What the task requires:
Extract the whole listing as it stands. Do not include the pictures.

Available records:

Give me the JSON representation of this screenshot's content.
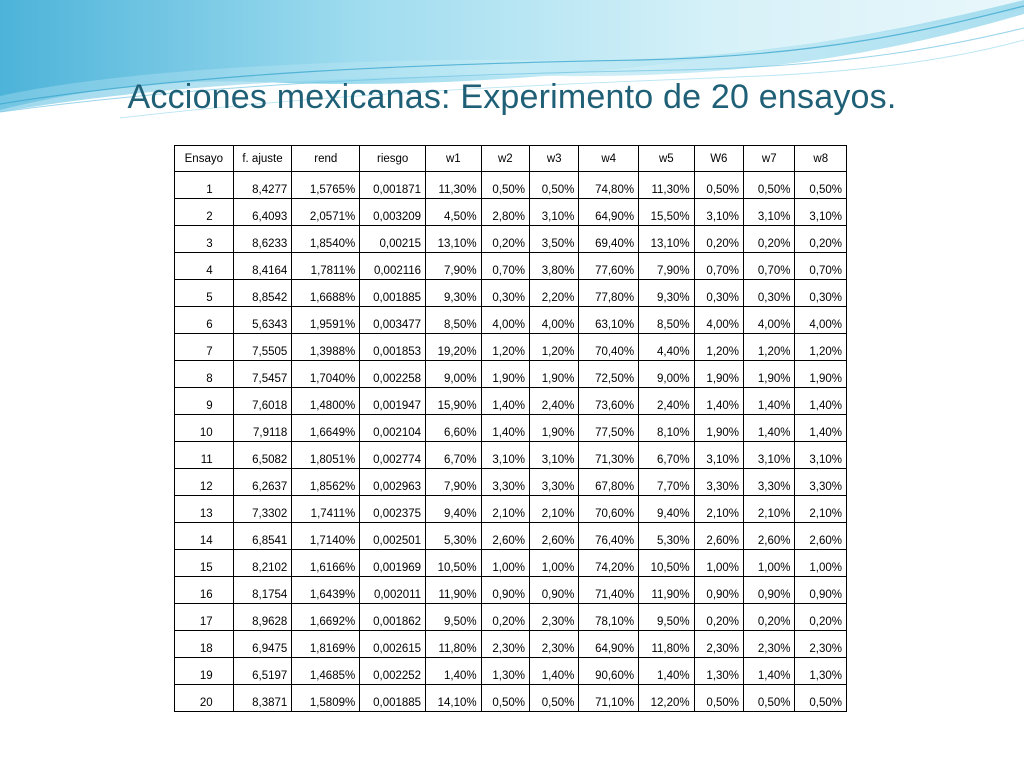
{
  "slide": {
    "title": "Acciones mexicanas: Experimento de 20 ensayos."
  },
  "table": {
    "headers": [
      "Ensayo",
      "f. ajuste",
      "rend",
      "riesgo",
      "w1",
      "w2",
      "w3",
      "w4",
      "w5",
      "W6",
      "w7",
      "w8"
    ],
    "rows": [
      [
        "1",
        "8,4277",
        "1,5765%",
        "0,001871",
        "11,30%",
        "0,50%",
        "0,50%",
        "74,80%",
        "11,30%",
        "0,50%",
        "0,50%",
        "0,50%"
      ],
      [
        "2",
        "6,4093",
        "2,0571%",
        "0,003209",
        "4,50%",
        "2,80%",
        "3,10%",
        "64,90%",
        "15,50%",
        "3,10%",
        "3,10%",
        "3,10%"
      ],
      [
        "3",
        "8,6233",
        "1,8540%",
        "0,00215",
        "13,10%",
        "0,20%",
        "3,50%",
        "69,40%",
        "13,10%",
        "0,20%",
        "0,20%",
        "0,20%"
      ],
      [
        "4",
        "8,4164",
        "1,7811%",
        "0,002116",
        "7,90%",
        "0,70%",
        "3,80%",
        "77,60%",
        "7,90%",
        "0,70%",
        "0,70%",
        "0,70%"
      ],
      [
        "5",
        "8,8542",
        "1,6688%",
        "0,001885",
        "9,30%",
        "0,30%",
        "2,20%",
        "77,80%",
        "9,30%",
        "0,30%",
        "0,30%",
        "0,30%"
      ],
      [
        "6",
        "5,6343",
        "1,9591%",
        "0,003477",
        "8,50%",
        "4,00%",
        "4,00%",
        "63,10%",
        "8,50%",
        "4,00%",
        "4,00%",
        "4,00%"
      ],
      [
        "7",
        "7,5505",
        "1,3988%",
        "0,001853",
        "19,20%",
        "1,20%",
        "1,20%",
        "70,40%",
        "4,40%",
        "1,20%",
        "1,20%",
        "1,20%"
      ],
      [
        "8",
        "7,5457",
        "1,7040%",
        "0,002258",
        "9,00%",
        "1,90%",
        "1,90%",
        "72,50%",
        "9,00%",
        "1,90%",
        "1,90%",
        "1,90%"
      ],
      [
        "9",
        "7,6018",
        "1,4800%",
        "0,001947",
        "15,90%",
        "1,40%",
        "2,40%",
        "73,60%",
        "2,40%",
        "1,40%",
        "1,40%",
        "1,40%"
      ],
      [
        "10",
        "7,9118",
        "1,6649%",
        "0,002104",
        "6,60%",
        "1,40%",
        "1,90%",
        "77,50%",
        "8,10%",
        "1,90%",
        "1,40%",
        "1,40%"
      ],
      [
        "11",
        "6,5082",
        "1,8051%",
        "0,002774",
        "6,70%",
        "3,10%",
        "3,10%",
        "71,30%",
        "6,70%",
        "3,10%",
        "3,10%",
        "3,10%"
      ],
      [
        "12",
        "6,2637",
        "1,8562%",
        "0,002963",
        "7,90%",
        "3,30%",
        "3,30%",
        "67,80%",
        "7,70%",
        "3,30%",
        "3,30%",
        "3,30%"
      ],
      [
        "13",
        "7,3302",
        "1,7411%",
        "0,002375",
        "9,40%",
        "2,10%",
        "2,10%",
        "70,60%",
        "9,40%",
        "2,10%",
        "2,10%",
        "2,10%"
      ],
      [
        "14",
        "6,8541",
        "1,7140%",
        "0,002501",
        "5,30%",
        "2,60%",
        "2,60%",
        "76,40%",
        "5,30%",
        "2,60%",
        "2,60%",
        "2,60%"
      ],
      [
        "15",
        "8,2102",
        "1,6166%",
        "0,001969",
        "10,50%",
        "1,00%",
        "1,00%",
        "74,20%",
        "10,50%",
        "1,00%",
        "1,00%",
        "1,00%"
      ],
      [
        "16",
        "8,1754",
        "1,6439%",
        "0,002011",
        "11,90%",
        "0,90%",
        "0,90%",
        "71,40%",
        "11,90%",
        "0,90%",
        "0,90%",
        "0,90%"
      ],
      [
        "17",
        "8,9628",
        "1,6692%",
        "0,001862",
        "9,50%",
        "0,20%",
        "2,30%",
        "78,10%",
        "9,50%",
        "0,20%",
        "0,20%",
        "0,20%"
      ],
      [
        "18",
        "6,9475",
        "1,8169%",
        "0,002615",
        "11,80%",
        "2,30%",
        "2,30%",
        "64,90%",
        "11,80%",
        "2,30%",
        "2,30%",
        "2,30%"
      ],
      [
        "19",
        "6,5197",
        "1,4685%",
        "0,002252",
        "1,40%",
        "1,30%",
        "1,40%",
        "90,60%",
        "1,40%",
        "1,30%",
        "1,40%",
        "1,30%"
      ],
      [
        "20",
        "8,3871",
        "1,5809%",
        "0,001885",
        "14,10%",
        "0,50%",
        "0,50%",
        "71,10%",
        "12,20%",
        "0,50%",
        "0,50%",
        "0,50%"
      ]
    ]
  },
  "theme": {
    "title_color": "#1f6077",
    "wave_light": "#bfe8f4",
    "wave_mid": "#8fd4ea",
    "wave_dark": "#3fa9cf"
  }
}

Correct output:
Give me the JSON representation of this screenshot's content.
{
  "slide": {
    "title": "Acciones mexicanas: Experimento de 20 ensayos."
  },
  "table": {
    "headers": [
      "Ensayo",
      "f. ajuste",
      "rend",
      "riesgo",
      "w1",
      "w2",
      "w3",
      "w4",
      "w5",
      "W6",
      "w7",
      "w8"
    ],
    "rows": [
      [
        "1",
        "8,4277",
        "1,5765%",
        "0,001871",
        "11,30%",
        "0,50%",
        "0,50%",
        "74,80%",
        "11,30%",
        "0,50%",
        "0,50%",
        "0,50%"
      ],
      [
        "2",
        "6,4093",
        "2,0571%",
        "0,003209",
        "4,50%",
        "2,80%",
        "3,10%",
        "64,90%",
        "15,50%",
        "3,10%",
        "3,10%",
        "3,10%"
      ],
      [
        "3",
        "8,6233",
        "1,8540%",
        "0,00215",
        "13,10%",
        "0,20%",
        "3,50%",
        "69,40%",
        "13,10%",
        "0,20%",
        "0,20%",
        "0,20%"
      ],
      [
        "4",
        "8,4164",
        "1,7811%",
        "0,002116",
        "7,90%",
        "0,70%",
        "3,80%",
        "77,60%",
        "7,90%",
        "0,70%",
        "0,70%",
        "0,70%"
      ],
      [
        "5",
        "8,8542",
        "1,6688%",
        "0,001885",
        "9,30%",
        "0,30%",
        "2,20%",
        "77,80%",
        "9,30%",
        "0,30%",
        "0,30%",
        "0,30%"
      ],
      [
        "6",
        "5,6343",
        "1,9591%",
        "0,003477",
        "8,50%",
        "4,00%",
        "4,00%",
        "63,10%",
        "8,50%",
        "4,00%",
        "4,00%",
        "4,00%"
      ],
      [
        "7",
        "7,5505",
        "1,3988%",
        "0,001853",
        "19,20%",
        "1,20%",
        "1,20%",
        "70,40%",
        "4,40%",
        "1,20%",
        "1,20%",
        "1,20%"
      ],
      [
        "8",
        "7,5457",
        "1,7040%",
        "0,002258",
        "9,00%",
        "1,90%",
        "1,90%",
        "72,50%",
        "9,00%",
        "1,90%",
        "1,90%",
        "1,90%"
      ],
      [
        "9",
        "7,6018",
        "1,4800%",
        "0,001947",
        "15,90%",
        "1,40%",
        "2,40%",
        "73,60%",
        "2,40%",
        "1,40%",
        "1,40%",
        "1,40%"
      ],
      [
        "10",
        "7,9118",
        "1,6649%",
        "0,002104",
        "6,60%",
        "1,40%",
        "1,90%",
        "77,50%",
        "8,10%",
        "1,90%",
        "1,40%",
        "1,40%"
      ],
      [
        "11",
        "6,5082",
        "1,8051%",
        "0,002774",
        "6,70%",
        "3,10%",
        "3,10%",
        "71,30%",
        "6,70%",
        "3,10%",
        "3,10%",
        "3,10%"
      ],
      [
        "12",
        "6,2637",
        "1,8562%",
        "0,002963",
        "7,90%",
        "3,30%",
        "3,30%",
        "67,80%",
        "7,70%",
        "3,30%",
        "3,30%",
        "3,30%"
      ],
      [
        "13",
        "7,3302",
        "1,7411%",
        "0,002375",
        "9,40%",
        "2,10%",
        "2,10%",
        "70,60%",
        "9,40%",
        "2,10%",
        "2,10%",
        "2,10%"
      ],
      [
        "14",
        "6,8541",
        "1,7140%",
        "0,002501",
        "5,30%",
        "2,60%",
        "2,60%",
        "76,40%",
        "5,30%",
        "2,60%",
        "2,60%",
        "2,60%"
      ],
      [
        "15",
        "8,2102",
        "1,6166%",
        "0,001969",
        "10,50%",
        "1,00%",
        "1,00%",
        "74,20%",
        "10,50%",
        "1,00%",
        "1,00%",
        "1,00%"
      ],
      [
        "16",
        "8,1754",
        "1,6439%",
        "0,002011",
        "11,90%",
        "0,90%",
        "0,90%",
        "71,40%",
        "11,90%",
        "0,90%",
        "0,90%",
        "0,90%"
      ],
      [
        "17",
        "8,9628",
        "1,6692%",
        "0,001862",
        "9,50%",
        "0,20%",
        "2,30%",
        "78,10%",
        "9,50%",
        "0,20%",
        "0,20%",
        "0,20%"
      ],
      [
        "18",
        "6,9475",
        "1,8169%",
        "0,002615",
        "11,80%",
        "2,30%",
        "2,30%",
        "64,90%",
        "11,80%",
        "2,30%",
        "2,30%",
        "2,30%"
      ],
      [
        "19",
        "6,5197",
        "1,4685%",
        "0,002252",
        "1,40%",
        "1,30%",
        "1,40%",
        "90,60%",
        "1,40%",
        "1,30%",
        "1,40%",
        "1,30%"
      ],
      [
        "20",
        "8,3871",
        "1,5809%",
        "0,001885",
        "14,10%",
        "0,50%",
        "0,50%",
        "71,10%",
        "12,20%",
        "0,50%",
        "0,50%",
        "0,50%"
      ]
    ]
  },
  "theme": {
    "title_color": "#1f6077",
    "wave_light": "#bfe8f4",
    "wave_mid": "#8fd4ea",
    "wave_dark": "#3fa9cf"
  }
}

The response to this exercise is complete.